Under the License Agreement, ABG Vince may produce and sell Vince products other than the Licensed Products and operate the Vince brand in Option Territories into which it may decide to enter in the future. ABG Vince may do so by granting additional licenses to other third parties. We are unable to control the business strategies of ABG Vince relating to the expansion of the Vince brand outside of the license granted to us under the License Agreement, including how those strategies impact our own business strategies, the quality of products produced by other Vince brand licensees as well as how the overall Vince brand image may evolve. If there is a change in the parameters of the Vince brand's design, pricing, distribution, target market or competitive set as a result of the brand's expansion into other categories and territories, we may be unable to maintain our historical product design and marketing direction or appeal to the brand's customer base as originally intended and our results of operations could be materially and adversely affected.
Our business is subject to ABG Vince's approval rights and other actions.
Under the License Agreement, ABG Vince has broad approval rights at its sole good faith discretion, including over, among other things, design direction of Licensed Products and marketing strategies, as well as any addition of new customer accounts and new retail locations. In addition, ABG Vince may remove any customer account that was pre-approved at the time of the closing of the Asset Sale if using its good faith, commercially reasonable judgment, it believes that such account is no longer consistent with the brand positioning for the Licensed Property. If ABG Vince chooses to exercise any of these approval rights, we may be unable to operate our business as intended. Furthermore, as part of the Asset Sale, our license agreements, including our e-commerce website domain name license, were sold to ABG Vince. ABG Vince will be required to maintain such license agreements going forward, and its failure to do so could materially and adversely affect our business and operations. Lastly, Vince, LLC's governance rights as a minority equity holder of ABG Vince are limited and therefore, ABG Vince could choose to take corporate actions that would materially and negatively impact the results of operations of ABG Vince, which could in turn adversely affect the amount of cash available for distribution to Vince, LLC.
Our ability to continue to have the liquidity necessary to service our debt, meet contractual payment obligations, including royalty payments under the License Agreement, and fund our operations depends on many factors, including our ability to generate sufficient cash flow from operations, maintain adequate availability under our 2023 Revolving Credit Facility or obtain other financing.
Our ability to timely service our indebtedness, meet contractual payment obligations, including royalty payments under the License Agreement, and to fund our operations will depend on our ability to generate sufficient cash, either through cash flows from operations, borrowing availability under the 2023 Revolving Credit Facility or other financing. While we expect to meet our monthly Excess Availability (as defined in the 2023 Revolving Credit Facility Agreement) covenant and believe that our other sources of liquidity will generate sufficient cash flows to meet our obligations for the next twelve months, the foregoing expectation is dependent on a number of factors, including, among others, our ability to generate sufficient cash flow from operations, our ongoing ability to manage our operating obligations, the results of any future inventory valuations and the potential borrowing restrictions imposed by our lenders based on their credit judgment, which could materially and negatively impact our borrowing capacity, the wind down of the Rebecca Taylor business, as well as macroeconomic factors. In the event that we are unable to timely service our debt, meet other contractual payment obligations or fund our other liquidity needs, we may need to refinance all or a portion of our indebtedness before maturity, seek waivers of or amendments to our contractual obligations for payment, reduce or delay scheduled expansions and capital expenditures, liquidate inventory through additional discounting, sell material assets or operations or seek other financing opportunities. There can be no assurance that these options would be readily available to us and our inability to address our liquidity needs could materially and adversely affect our operations and jeopardize our business, financial condition and results of operations, including a default under the 2023 Revolving Credit Facility which could result in all amounts outstanding under such facility becoming immediately due and payable.

(Spatial annotation records)
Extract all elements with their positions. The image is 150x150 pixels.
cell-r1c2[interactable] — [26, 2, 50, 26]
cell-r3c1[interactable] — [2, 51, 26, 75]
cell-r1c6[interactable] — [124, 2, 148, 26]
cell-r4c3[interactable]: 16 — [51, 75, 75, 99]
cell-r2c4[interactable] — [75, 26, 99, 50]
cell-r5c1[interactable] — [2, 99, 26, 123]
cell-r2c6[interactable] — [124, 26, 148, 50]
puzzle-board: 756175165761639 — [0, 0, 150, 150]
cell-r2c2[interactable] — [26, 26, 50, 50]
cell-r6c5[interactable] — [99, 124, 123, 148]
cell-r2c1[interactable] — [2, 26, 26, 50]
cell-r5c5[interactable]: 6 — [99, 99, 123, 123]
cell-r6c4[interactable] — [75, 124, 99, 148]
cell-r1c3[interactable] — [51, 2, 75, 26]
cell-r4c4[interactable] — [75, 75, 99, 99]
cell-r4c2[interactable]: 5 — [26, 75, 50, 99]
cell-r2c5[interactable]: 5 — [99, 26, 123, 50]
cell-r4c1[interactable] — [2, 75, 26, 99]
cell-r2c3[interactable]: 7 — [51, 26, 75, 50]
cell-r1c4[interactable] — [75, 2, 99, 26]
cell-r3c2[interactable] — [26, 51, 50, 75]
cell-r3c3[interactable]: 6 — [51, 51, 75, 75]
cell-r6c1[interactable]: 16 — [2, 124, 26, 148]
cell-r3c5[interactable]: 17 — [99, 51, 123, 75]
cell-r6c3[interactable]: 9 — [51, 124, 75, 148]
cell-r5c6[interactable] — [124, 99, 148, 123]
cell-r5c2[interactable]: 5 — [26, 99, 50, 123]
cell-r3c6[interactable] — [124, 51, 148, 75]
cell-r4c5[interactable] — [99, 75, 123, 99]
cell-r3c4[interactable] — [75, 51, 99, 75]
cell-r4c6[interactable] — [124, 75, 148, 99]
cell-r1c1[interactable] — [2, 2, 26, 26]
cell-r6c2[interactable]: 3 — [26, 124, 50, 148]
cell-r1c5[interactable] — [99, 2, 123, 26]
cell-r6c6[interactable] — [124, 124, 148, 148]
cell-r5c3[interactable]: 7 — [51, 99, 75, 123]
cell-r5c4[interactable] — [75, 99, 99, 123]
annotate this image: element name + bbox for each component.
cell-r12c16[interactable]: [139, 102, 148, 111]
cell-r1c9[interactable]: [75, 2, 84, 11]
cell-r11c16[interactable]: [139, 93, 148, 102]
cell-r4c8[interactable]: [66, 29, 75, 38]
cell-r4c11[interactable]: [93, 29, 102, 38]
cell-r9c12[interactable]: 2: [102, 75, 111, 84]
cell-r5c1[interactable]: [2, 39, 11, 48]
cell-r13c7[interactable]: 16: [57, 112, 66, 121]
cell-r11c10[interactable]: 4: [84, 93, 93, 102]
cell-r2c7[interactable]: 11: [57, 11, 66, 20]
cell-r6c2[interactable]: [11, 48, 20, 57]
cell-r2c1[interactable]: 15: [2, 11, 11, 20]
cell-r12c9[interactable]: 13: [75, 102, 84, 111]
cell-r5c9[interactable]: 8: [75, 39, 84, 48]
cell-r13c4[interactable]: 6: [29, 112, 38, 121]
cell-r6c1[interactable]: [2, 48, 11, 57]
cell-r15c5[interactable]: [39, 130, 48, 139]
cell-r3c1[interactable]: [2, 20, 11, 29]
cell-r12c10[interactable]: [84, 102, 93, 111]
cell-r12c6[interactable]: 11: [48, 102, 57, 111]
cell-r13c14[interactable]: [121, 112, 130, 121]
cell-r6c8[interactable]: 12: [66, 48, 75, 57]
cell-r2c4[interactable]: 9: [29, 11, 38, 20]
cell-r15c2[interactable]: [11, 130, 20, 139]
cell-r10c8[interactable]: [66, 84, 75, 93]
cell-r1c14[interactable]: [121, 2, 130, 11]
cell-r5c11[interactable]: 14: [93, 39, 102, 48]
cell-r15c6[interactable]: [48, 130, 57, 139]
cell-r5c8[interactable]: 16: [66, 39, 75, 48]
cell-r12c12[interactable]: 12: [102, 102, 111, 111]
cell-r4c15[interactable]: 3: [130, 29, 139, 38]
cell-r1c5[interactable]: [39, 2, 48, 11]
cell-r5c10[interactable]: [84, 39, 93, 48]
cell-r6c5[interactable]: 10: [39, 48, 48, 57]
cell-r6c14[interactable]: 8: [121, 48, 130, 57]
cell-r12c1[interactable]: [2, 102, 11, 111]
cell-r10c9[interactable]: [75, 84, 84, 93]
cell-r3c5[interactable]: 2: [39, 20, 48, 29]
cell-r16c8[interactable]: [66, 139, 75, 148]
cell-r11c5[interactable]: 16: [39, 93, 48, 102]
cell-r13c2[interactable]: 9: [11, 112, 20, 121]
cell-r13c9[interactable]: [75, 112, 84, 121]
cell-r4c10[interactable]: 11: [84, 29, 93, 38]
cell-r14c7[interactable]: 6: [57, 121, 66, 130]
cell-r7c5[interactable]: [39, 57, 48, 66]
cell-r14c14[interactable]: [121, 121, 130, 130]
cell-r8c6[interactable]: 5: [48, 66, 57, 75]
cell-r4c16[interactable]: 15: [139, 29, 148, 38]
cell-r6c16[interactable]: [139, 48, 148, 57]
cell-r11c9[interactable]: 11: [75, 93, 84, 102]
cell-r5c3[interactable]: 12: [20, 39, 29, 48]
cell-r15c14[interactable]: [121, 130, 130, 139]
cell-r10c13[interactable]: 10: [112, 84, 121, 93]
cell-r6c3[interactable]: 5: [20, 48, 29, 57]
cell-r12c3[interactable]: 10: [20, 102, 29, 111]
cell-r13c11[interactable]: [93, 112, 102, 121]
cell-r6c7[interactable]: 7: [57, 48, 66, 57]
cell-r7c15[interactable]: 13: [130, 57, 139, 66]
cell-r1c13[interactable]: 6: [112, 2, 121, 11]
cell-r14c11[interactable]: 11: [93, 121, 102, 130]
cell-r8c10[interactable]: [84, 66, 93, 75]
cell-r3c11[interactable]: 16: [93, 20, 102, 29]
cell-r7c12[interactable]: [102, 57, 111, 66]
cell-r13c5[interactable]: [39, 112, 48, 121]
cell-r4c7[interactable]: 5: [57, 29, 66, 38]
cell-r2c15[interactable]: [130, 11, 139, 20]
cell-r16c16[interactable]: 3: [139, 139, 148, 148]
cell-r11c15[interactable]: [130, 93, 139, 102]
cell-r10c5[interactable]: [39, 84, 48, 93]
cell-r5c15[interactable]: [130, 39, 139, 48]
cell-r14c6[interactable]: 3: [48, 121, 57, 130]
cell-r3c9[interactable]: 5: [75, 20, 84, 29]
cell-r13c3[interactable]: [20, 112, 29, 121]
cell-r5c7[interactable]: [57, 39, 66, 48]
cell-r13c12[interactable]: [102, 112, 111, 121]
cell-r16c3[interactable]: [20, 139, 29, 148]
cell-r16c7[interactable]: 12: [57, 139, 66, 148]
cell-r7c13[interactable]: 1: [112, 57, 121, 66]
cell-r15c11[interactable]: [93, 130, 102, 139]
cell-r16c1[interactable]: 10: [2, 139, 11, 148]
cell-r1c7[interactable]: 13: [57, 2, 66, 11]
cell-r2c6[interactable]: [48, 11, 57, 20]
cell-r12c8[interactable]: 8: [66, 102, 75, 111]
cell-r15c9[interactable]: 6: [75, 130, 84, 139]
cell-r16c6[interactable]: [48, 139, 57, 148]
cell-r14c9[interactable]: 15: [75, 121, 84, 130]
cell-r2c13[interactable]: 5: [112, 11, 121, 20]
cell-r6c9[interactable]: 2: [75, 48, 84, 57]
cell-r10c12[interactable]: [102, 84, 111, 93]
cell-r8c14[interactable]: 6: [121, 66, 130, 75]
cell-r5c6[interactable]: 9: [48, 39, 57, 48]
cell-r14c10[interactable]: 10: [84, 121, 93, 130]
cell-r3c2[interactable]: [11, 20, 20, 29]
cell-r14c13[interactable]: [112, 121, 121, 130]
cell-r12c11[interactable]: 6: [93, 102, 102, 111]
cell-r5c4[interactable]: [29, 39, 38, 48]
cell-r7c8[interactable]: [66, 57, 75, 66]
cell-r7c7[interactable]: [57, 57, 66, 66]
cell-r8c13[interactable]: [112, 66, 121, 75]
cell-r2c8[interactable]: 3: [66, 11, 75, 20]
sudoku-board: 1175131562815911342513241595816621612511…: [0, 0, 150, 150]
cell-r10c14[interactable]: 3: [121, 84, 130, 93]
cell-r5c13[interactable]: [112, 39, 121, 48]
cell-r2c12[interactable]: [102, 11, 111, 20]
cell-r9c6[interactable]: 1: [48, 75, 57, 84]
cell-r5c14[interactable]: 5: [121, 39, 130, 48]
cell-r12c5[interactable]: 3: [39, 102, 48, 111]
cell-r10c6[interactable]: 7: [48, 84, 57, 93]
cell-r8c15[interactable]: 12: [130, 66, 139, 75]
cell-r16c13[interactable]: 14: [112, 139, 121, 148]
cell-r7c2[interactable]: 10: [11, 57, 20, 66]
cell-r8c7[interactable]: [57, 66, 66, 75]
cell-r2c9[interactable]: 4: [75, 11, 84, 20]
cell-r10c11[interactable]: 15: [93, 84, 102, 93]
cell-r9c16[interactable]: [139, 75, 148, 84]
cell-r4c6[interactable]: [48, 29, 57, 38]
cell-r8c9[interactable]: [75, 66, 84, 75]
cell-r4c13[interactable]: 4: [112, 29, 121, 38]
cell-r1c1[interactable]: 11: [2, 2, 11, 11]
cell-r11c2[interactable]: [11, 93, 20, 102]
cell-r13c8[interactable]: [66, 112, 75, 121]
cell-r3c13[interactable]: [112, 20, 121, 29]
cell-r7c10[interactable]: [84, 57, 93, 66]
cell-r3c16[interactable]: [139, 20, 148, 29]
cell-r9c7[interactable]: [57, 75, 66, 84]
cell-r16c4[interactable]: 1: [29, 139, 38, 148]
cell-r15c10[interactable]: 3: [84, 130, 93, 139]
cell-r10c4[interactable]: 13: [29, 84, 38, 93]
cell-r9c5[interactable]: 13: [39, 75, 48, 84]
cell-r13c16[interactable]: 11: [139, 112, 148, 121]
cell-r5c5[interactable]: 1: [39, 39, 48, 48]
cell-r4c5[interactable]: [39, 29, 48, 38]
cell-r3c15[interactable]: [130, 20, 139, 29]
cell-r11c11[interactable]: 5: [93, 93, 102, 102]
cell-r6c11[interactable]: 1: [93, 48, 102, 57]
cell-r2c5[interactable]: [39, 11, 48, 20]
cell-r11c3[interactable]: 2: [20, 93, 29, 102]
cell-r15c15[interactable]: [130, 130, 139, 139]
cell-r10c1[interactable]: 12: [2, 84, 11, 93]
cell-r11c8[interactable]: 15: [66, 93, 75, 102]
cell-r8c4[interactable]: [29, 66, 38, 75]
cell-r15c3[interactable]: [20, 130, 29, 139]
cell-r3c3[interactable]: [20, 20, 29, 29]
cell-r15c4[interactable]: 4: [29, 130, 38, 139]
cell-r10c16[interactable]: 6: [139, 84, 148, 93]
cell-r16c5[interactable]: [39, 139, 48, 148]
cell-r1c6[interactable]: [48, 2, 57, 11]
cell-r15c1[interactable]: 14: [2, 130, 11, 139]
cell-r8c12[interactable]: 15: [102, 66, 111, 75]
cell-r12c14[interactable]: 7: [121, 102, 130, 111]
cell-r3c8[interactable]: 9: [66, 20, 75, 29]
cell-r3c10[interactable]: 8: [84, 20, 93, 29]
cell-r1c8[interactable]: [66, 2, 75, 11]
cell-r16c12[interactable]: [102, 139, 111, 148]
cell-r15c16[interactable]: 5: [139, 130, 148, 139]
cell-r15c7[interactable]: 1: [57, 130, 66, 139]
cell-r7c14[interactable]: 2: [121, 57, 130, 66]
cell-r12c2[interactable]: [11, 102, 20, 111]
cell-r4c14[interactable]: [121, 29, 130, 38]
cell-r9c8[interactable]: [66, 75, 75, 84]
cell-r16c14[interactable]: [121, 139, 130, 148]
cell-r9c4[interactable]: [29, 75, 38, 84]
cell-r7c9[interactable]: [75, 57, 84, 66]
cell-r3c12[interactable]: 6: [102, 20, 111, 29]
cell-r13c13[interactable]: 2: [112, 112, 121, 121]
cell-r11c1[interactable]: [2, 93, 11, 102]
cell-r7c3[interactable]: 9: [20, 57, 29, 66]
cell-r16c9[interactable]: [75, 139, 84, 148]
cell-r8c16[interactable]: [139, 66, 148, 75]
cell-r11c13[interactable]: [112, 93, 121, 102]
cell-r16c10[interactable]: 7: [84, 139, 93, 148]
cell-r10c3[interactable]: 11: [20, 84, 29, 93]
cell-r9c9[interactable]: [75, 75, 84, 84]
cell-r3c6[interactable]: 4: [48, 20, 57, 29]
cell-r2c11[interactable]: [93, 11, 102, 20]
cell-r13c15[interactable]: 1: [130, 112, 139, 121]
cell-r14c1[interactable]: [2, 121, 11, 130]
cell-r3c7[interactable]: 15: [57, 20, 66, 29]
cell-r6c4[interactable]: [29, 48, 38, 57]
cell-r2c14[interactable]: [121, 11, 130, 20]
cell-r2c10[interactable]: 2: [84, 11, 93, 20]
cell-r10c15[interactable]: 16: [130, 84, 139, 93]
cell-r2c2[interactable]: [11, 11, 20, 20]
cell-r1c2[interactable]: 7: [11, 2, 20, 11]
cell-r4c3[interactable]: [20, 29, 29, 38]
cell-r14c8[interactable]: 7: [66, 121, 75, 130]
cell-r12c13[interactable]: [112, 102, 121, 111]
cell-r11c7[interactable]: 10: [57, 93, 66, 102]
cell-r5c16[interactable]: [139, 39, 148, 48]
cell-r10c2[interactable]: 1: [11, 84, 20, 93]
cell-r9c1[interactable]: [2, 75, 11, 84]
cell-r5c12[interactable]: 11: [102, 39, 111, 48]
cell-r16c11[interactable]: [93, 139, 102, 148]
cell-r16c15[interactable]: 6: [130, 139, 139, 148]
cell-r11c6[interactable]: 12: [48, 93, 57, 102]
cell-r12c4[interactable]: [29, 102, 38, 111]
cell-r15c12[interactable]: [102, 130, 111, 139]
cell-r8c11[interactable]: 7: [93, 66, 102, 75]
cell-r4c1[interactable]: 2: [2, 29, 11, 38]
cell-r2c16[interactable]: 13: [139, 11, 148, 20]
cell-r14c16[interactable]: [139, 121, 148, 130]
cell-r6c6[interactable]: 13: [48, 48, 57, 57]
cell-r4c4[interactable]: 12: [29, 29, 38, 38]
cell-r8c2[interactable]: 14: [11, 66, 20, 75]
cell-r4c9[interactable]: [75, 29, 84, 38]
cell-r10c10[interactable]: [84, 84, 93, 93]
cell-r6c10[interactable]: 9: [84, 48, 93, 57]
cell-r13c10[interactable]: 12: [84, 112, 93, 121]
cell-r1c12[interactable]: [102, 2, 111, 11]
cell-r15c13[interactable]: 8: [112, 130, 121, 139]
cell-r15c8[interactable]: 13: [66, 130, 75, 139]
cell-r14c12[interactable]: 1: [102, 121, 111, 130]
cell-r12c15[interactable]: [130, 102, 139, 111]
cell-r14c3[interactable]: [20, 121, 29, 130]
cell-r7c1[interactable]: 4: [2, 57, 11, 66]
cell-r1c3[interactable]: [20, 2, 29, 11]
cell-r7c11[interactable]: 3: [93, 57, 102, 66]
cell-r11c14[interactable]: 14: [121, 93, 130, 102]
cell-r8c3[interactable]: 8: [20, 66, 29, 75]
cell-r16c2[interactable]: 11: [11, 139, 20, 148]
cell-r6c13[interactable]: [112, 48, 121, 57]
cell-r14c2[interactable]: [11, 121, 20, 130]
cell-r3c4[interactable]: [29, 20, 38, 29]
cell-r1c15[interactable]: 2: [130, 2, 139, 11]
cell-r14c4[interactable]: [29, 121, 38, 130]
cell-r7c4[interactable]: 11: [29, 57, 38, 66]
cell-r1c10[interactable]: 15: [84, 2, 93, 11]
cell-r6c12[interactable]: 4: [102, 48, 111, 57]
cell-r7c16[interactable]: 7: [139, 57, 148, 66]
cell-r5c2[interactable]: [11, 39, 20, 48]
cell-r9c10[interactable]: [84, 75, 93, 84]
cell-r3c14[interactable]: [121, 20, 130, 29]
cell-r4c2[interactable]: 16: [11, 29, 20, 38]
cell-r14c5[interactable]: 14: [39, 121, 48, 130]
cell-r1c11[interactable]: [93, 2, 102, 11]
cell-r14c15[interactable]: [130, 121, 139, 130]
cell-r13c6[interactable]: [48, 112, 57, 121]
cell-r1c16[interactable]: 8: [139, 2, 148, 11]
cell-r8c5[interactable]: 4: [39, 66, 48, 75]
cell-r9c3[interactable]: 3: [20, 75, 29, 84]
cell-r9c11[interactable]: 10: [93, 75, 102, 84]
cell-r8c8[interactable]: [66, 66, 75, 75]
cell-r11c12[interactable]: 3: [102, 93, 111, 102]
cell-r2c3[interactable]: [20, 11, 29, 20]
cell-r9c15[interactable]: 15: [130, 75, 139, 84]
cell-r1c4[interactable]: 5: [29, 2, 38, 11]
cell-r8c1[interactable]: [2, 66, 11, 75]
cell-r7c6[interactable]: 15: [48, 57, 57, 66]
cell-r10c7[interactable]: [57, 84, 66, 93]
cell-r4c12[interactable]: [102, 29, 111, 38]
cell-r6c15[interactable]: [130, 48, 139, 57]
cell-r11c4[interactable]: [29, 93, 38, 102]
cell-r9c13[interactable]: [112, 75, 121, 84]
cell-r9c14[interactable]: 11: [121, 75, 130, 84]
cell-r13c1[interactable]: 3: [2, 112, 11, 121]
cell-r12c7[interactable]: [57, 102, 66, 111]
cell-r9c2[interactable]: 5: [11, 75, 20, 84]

== Your tasks ==
1. Reproduce the Vince risk-factor passage word for word, starting with "Our ability to continue" and going on through "obtain other financing.".
2. According to the Vince risk-factor passage, what happened to the company's e-commerce website domain name license as part of the Asset Sale?

== Solution list ==
1.
Our ability to continue to have the liquidity necessary to service our debt, meet contractual payment obligations, including royalty payments under the License Agreement, and fund our operations depends on many factors, including our ability to generate sufficient cash flow from operations, maintain adequate availability under our 2023 Revolving Credit Facility or obtain other financing.

2. It was sold to ABG Vince.